### Task requirements
What is the count of lines in the listing below that hold the string "个派出机构"? Reply with that number alone.

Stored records

______

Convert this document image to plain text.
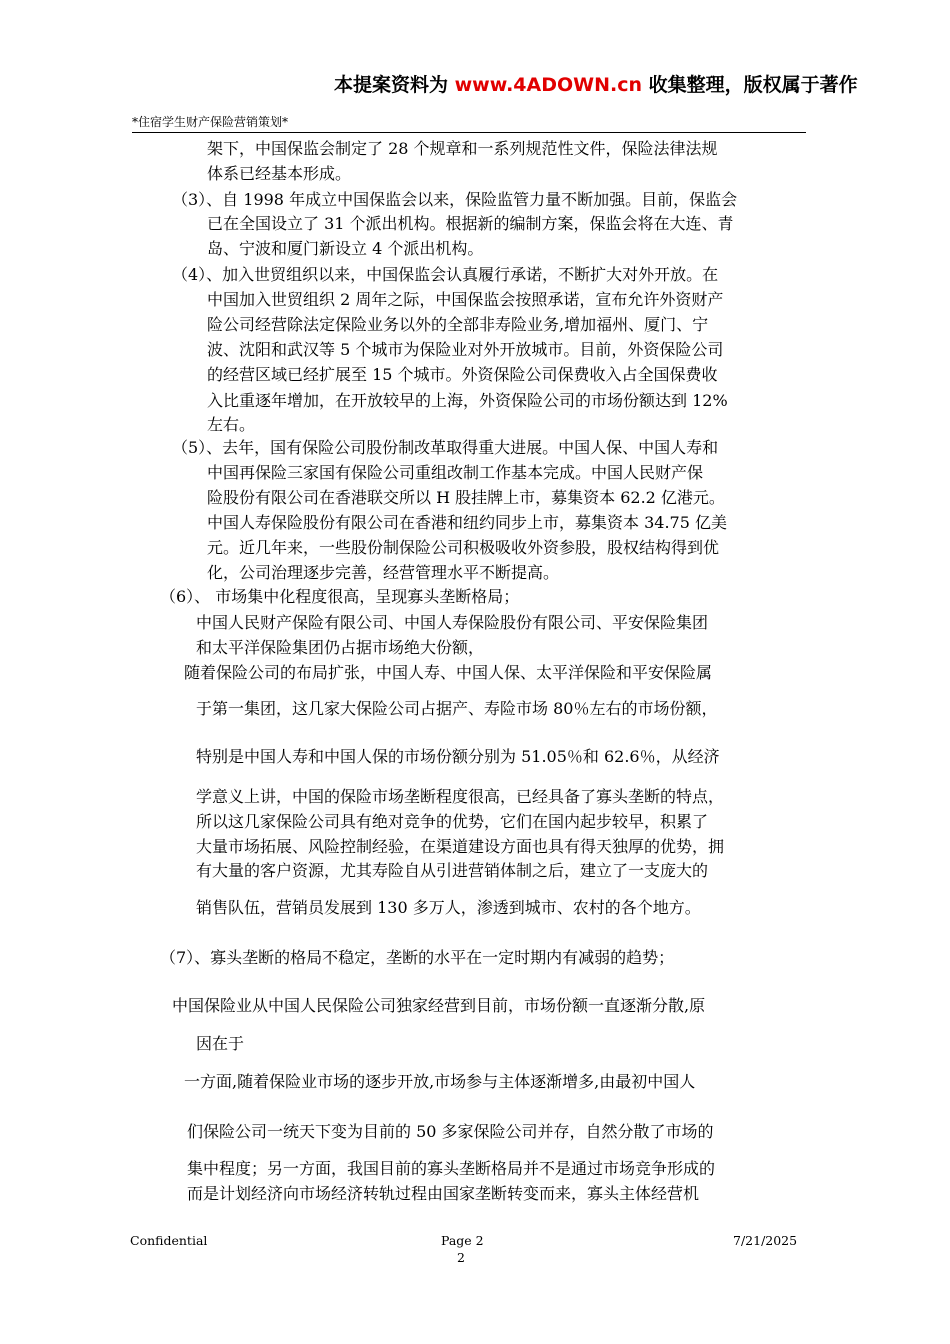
本提案资料为 www.4ADOWN.cn 收集整理，版权属于著作
*住宿学生财产保险营销策划*
架下，中国保监会制定了 28 个规章和一系列规范性文件，保险法律法规
体系已经基本形成。
（3）、自 1998 年成立中国保监会以来，保险监管力量不断加强。目前，保监会
已在全国设立了 31 个派出机构。根据新的编制方案，保监会将在大连、青
岛、宁波和厦门新设立 4 个派出机构。
（4）、加入世贸组织以来，中国保监会认真履行承诺，不断扩大对外开放。在
中国加入世贸组织 2 周年之际，中国保监会按照承诺，宣布允许外资财产
险公司经营除法定保险业务以外的全部非寿险业务,增加福州、厦门、宁
波、沈阳和武汉等 5 个城市为保险业对外开放城市。目前，外资保险公司
的经营区域已经扩展至 15 个城市。外资保险公司保费收入占全国保费收
入比重逐年增加，在开放较早的上海，外资保险公司的市场份额达到 12%
左右。
（5）、去年，国有保险公司股份制改革取得重大进展。中国人保、中国人寿和
中国再保险三家国有保险公司重组改制工作基本完成。中国人民财产保
险股份有限公司在香港联交所以 H 股挂牌上市，募集资本 62.2 亿港元。
中国人寿保险股份有限公司在香港和纽约同步上市，募集资本 34.75 亿美
元。近几年来，一些股份制保险公司积极吸收外资参股，股权结构得到优
化，公司治理逐步完善，经营管理水平不断提高。
（6）、 市场集中化程度很高，呈现寡头垄断格局；
中国人民财产保险有限公司、中国人寿保险股份有限公司、平安保险集团
和太平洋保险集团仍占据市场绝大份额，
随着保险公司的布局扩张，中国人寿、中国人保、太平洋保险和平安保险属
于第一集团，这几家大保险公司占据产、寿险市场 80％左右的市场份额，
特别是中国人寿和中国人保的市场份额分别为 51.05％和 62.6％，从经济
学意义上讲，中国的保险市场垄断程度很高，已经具备了寡头垄断的特点，
所以这几家保险公司具有绝对竞争的优势，它们在国内起步较早，积累了
大量市场拓展、风险控制经验，在渠道建设方面也具有得天独厚的优势，拥
有大量的客户资源，尤其寿险自从引进营销体制之后，建立了一支庞大的
销售队伍，营销员发展到 130 多万人，渗透到城市、农村的各个地方。
（7）、寡头垄断的格局不稳定，垄断的水平在一定时期内有减弱的趋势；
中国保险业从中国人民保险公司独家经营到目前，市场份额一直逐渐分散,原
因在于
一方面,随着保险业市场的逐步开放,市场参与主体逐渐增多,由最初中国人
们保险公司一统天下变为目前的 50 多家保险公司并存，自然分散了市场的
集中程度；另一方面，我国目前的寡头垄断格局并不是通过市场竞争形成的
而是计划经济向市场经济转轨过程由国家垄断转变而来，寡头主体经营机
Confidential	Page 2
2
7/21/2025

______

### Response to the exercise
2